**What the exercise asks**
Transcribe the records below exactly as they appear.

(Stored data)
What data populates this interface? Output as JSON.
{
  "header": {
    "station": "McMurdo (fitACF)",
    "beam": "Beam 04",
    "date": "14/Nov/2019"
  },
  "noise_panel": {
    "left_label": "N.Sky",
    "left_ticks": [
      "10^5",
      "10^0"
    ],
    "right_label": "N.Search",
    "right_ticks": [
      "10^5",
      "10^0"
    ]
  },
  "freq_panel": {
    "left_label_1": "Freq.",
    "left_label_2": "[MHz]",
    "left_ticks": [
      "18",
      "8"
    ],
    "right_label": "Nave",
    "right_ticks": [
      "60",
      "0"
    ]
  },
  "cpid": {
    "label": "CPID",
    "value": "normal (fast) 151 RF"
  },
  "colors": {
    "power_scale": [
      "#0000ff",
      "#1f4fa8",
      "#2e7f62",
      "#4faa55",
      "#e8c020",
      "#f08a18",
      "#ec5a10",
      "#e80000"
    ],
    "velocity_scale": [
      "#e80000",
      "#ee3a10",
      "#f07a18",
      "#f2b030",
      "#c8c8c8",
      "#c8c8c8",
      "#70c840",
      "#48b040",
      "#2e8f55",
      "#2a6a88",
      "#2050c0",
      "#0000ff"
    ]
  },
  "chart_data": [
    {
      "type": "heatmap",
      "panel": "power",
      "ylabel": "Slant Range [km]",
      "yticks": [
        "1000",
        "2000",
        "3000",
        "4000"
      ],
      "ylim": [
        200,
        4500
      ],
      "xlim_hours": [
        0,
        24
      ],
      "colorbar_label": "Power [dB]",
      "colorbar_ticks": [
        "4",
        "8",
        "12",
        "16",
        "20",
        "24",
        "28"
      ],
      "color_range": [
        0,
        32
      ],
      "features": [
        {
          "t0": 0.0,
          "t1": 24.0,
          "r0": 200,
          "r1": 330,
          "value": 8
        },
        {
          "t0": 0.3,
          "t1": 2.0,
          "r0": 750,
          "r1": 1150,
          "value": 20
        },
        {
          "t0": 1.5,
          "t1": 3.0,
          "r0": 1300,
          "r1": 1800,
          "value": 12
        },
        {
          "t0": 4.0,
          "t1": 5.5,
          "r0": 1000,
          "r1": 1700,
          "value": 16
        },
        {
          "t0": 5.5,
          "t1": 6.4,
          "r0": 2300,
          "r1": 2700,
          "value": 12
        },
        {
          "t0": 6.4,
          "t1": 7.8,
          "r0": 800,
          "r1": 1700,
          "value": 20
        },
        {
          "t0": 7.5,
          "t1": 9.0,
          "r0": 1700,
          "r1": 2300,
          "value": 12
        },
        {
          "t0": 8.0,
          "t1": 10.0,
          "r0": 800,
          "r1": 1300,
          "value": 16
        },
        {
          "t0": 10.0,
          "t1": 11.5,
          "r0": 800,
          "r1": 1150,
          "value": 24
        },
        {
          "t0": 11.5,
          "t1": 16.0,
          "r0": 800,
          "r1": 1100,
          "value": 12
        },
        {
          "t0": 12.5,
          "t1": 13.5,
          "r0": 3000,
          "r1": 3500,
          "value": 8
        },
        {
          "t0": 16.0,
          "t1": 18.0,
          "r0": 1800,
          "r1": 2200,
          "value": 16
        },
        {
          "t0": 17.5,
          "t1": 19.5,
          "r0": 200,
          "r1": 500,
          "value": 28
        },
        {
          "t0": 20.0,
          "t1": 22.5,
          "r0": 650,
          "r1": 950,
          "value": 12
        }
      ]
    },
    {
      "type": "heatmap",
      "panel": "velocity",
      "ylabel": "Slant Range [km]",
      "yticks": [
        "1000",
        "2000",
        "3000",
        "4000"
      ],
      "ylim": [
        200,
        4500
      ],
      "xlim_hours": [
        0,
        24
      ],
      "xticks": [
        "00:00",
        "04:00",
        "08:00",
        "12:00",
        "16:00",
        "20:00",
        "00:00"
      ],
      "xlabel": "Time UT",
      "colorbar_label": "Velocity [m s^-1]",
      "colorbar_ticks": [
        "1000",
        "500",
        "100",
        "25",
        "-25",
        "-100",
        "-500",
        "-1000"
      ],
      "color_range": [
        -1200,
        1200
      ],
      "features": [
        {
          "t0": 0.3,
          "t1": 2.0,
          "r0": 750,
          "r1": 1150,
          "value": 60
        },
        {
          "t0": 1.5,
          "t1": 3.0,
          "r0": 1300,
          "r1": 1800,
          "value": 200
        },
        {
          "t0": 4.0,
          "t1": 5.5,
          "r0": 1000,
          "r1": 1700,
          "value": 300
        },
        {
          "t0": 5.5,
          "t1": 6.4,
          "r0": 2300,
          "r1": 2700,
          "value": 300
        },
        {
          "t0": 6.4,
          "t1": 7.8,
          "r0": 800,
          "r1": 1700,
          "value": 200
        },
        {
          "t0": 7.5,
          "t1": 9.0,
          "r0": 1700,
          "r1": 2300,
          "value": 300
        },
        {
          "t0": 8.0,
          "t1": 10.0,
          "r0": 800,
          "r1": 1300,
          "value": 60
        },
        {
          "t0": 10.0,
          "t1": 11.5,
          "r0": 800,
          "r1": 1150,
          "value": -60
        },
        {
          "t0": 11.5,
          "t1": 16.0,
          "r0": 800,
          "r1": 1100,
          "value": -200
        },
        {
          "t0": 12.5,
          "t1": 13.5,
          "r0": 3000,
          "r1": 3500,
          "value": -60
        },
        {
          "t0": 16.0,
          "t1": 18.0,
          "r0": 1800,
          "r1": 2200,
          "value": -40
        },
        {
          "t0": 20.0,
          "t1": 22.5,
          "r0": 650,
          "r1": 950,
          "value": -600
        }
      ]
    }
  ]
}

**Complete response**
What data populates this interface? Output as JSON.
{
  "header": {
    "station": "McMurdo (fitACF)",
    "beam": "Beam 04",
    "date": "14/Nov/2019"
  },
  "noise_panel": {
    "left_label": "N.Sky",
    "left_ticks": [
      "10^5",
      "10^0"
    ],
    "right_label": "N.Search",
    "right_ticks": [
      "10^5",
      "10^0"
    ]
  },
  "freq_panel": {
    "left_label_1": "Freq.",
    "left_label_2": "[MHz]",
    "left_ticks": [
      "18",
      "8"
    ],
    "right_label": "Nave",
    "right_ticks": [
      "60",
      "0"
    ]
  },
  "cpid": {
    "label": "CPID",
    "value": "normal (fast) 151 RF"
  },
  "colors": {
    "power_scale": [
      "#0000ff",
      "#1f4fa8",
      "#2e7f62",
      "#4faa55",
      "#e8c020",
      "#f08a18",
      "#ec5a10",
      "#e80000"
    ],
    "velocity_scale": [
      "#e80000",
      "#ee3a10",
      "#f07a18",
      "#f2b030",
      "#c8c8c8",
      "#c8c8c8",
      "#70c840",
      "#48b040",
      "#2e8f55",
      "#2a6a88",
      "#2050c0",
      "#0000ff"
    ]
  },
  "chart_data": [
    {
      "type": "heatmap",
      "panel": "power",
      "ylabel": "Slant Range [km]",
      "yticks": [
        "1000",
        "2000",
        "3000",
        "4000"
      ],
      "ylim": [
        200,
        4500
      ],
      "xlim_hours": [
        0,
        24
      ],
      "colorbar_label": "Power [dB]",
      "colorbar_ticks": [
        "4",
        "8",
        "12",
        "16",
        "20",
        "24",
        "28"
      ],
      "color_range": [
        0,
        32
      ],
      "features": [
        {
          "t0": 0.0,
          "t1": 24.0,
          "r0": 200,
          "r1": 330,
          "value": 8
        },
        {
          "t0": 0.3,
          "t1": 2.0,
          "r0": 750,
          "r1": 1150,
          "value": 20
        },
        {
          "t0": 1.5,
          "t1": 3.0,
          "r0": 1300,
          "r1": 1800,
          "value": 12
        },
        {
          "t0": 4.0,
          "t1": 5.5,
          "r0": 1000,
          "r1": 1700,
          "value": 16
        },
        {
          "t0": 5.5,
          "t1": 6.4,
          "r0": 2300,
          "r1": 2700,
          "value": 12
        },
        {
          "t0": 6.4,
          "t1": 7.8,
          "r0": 800,
          "r1": 1700,
          "value": 20
        },
        {
          "t0": 7.5,
          "t1": 9.0,
          "r0": 1700,
          "r1": 2300,
          "value": 12
        },
        {
          "t0": 8.0,
          "t1": 10.0,
          "r0": 800,
          "r1": 1300,
          "value": 16
        },
        {
          "t0": 10.0,
          "t1": 11.5,
          "r0": 800,
          "r1": 1150,
          "value": 24
        },
        {
          "t0": 11.5,
          "t1": 16.0,
          "r0": 800,
          "r1": 1100,
          "value": 12
        },
        {
          "t0": 12.5,
          "t1": 13.5,
          "r0": 3000,
          "r1": 3500,
          "value": 8
        },
        {
          "t0": 16.0,
          "t1": 18.0,
          "r0": 1800,
          "r1": 2200,
          "value": 16
        },
        {
          "t0": 17.5,
          "t1": 19.5,
          "r0": 200,
          "r1": 500,
          "value": 28
        },
        {
          "t0": 20.0,
          "t1": 22.5,
          "r0": 650,
          "r1": 950,
          "value": 12
        }
      ]
    },
    {
      "type": "heatmap",
      "panel": "velocity",
      "ylabel": "Slant Range [km]",
      "yticks": [
        "1000",
        "2000",
        "3000",
        "4000"
      ],
      "ylim": [
        200,
        4500
      ],
      "xlim_hours": [
        0,
        24
      ],
      "xticks": [
        "00:00",
        "04:00",
        "08:00",
        "12:00",
        "16:00",
        "20:00",
        "00:00"
      ],
      "xlabel": "Time UT",
      "colorbar_label": "Velocity [m s^-1]",
      "colorbar_ticks": [
        "1000",
        "500",
        "100",
        "25",
        "-25",
        "-100",
        "-500",
        "-1000"
      ],
      "color_range": [
        -1200,
        1200
      ],
      "features": [
        {
          "t0": 0.3,
          "t1": 2.0,
          "r0": 750,
          "r1": 1150,
          "value": 60
        },
        {
          "t0": 1.5,
          "t1": 3.0,
          "r0": 1300,
          "r1": 1800,
          "value": 200
        },
        {
          "t0": 4.0,
          "t1": 5.5,
          "r0": 1000,
          "r1": 1700,
          "value": 300
        },
        {
          "t0": 5.5,
          "t1": 6.4,
          "r0": 2300,
          "r1": 2700,
          "value": 300
        },
        {
          "t0": 6.4,
          "t1": 7.8,
          "r0": 800,
          "r1": 1700,
          "value": 200
        },
        {
          "t0": 7.5,
          "t1": 9.0,
          "r0": 1700,
          "r1": 2300,
          "value": 300
        },
        {
          "t0": 8.0,
          "t1": 10.0,
          "r0": 800,
          "r1": 1300,
          "value": 60
        },
        {
          "t0": 10.0,
          "t1": 11.5,
          "r0": 800,
          "r1": 1150,
          "value": -60
        },
        {
          "t0": 11.5,
          "t1": 16.0,
          "r0": 800,
          "r1": 1100,
          "value": -200
        },
        {
          "t0": 12.5,
          "t1": 13.5,
          "r0": 3000,
          "r1": 3500,
          "value": -60
        },
        {
          "t0": 16.0,
          "t1": 18.0,
          "r0": 1800,
          "r1": 2200,
          "value": -40
        },
        {
          "t0": 20.0,
          "t1": 22.5,
          "r0": 650,
          "r1": 950,
          "value": -600
        }
      ]
    }
  ]
}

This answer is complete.